■ **YOUR TASK**: Count the lines that hold the string "증빙서류". Reply with the number alone.

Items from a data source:
◇ ◇ ◇ ◇ ◇
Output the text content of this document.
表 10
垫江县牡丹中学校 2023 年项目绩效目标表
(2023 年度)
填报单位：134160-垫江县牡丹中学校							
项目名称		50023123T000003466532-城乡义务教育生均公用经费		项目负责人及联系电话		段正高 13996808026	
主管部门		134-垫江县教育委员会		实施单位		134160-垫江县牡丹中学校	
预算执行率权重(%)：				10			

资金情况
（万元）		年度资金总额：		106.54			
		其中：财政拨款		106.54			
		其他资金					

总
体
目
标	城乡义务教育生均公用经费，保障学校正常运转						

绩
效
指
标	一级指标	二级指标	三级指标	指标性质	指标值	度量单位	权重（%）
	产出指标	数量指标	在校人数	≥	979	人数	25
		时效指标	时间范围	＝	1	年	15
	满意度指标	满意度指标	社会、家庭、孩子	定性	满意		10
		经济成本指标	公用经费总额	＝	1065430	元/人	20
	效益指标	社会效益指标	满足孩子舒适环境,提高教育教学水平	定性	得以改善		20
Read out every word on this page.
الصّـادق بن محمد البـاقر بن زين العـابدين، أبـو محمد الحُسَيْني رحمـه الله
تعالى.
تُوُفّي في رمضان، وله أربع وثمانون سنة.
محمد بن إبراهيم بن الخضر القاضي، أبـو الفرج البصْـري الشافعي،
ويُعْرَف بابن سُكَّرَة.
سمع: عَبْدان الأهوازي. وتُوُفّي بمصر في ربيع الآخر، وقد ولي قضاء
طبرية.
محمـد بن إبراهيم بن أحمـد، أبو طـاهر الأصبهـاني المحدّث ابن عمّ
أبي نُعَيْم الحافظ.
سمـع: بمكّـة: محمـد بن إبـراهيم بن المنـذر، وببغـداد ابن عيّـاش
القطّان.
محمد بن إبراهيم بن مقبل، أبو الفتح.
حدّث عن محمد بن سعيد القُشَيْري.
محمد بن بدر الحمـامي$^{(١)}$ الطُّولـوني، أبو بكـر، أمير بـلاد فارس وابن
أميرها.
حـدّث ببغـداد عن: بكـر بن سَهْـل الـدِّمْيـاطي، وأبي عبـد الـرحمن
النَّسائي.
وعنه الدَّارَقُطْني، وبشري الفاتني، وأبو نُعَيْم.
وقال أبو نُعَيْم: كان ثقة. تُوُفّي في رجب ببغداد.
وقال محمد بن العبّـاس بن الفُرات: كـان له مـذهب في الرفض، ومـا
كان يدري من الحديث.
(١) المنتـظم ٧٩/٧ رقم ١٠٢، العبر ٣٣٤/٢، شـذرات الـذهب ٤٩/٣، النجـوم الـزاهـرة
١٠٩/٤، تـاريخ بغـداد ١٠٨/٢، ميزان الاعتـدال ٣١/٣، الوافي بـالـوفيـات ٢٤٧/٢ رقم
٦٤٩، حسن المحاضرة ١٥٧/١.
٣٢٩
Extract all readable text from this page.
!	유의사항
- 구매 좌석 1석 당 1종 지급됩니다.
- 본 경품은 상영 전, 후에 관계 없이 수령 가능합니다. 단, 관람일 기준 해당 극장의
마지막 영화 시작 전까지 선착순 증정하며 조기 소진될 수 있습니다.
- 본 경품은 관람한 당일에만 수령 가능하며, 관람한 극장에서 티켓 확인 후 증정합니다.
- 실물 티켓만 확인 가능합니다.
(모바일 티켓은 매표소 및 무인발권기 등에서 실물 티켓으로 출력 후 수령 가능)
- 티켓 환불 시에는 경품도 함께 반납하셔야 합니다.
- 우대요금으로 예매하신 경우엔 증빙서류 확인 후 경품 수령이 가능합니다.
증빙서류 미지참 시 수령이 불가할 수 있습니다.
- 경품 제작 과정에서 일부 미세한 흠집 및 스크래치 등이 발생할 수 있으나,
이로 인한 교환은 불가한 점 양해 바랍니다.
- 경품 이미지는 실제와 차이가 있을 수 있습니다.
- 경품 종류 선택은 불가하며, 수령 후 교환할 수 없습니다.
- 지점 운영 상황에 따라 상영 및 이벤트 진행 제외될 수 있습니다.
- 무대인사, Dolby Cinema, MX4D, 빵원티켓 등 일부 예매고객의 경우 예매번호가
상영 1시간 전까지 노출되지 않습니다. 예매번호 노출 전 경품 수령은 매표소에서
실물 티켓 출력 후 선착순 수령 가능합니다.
◇ ◇ ◇ ◇ ◇
■ **THE OUTPUT**: 2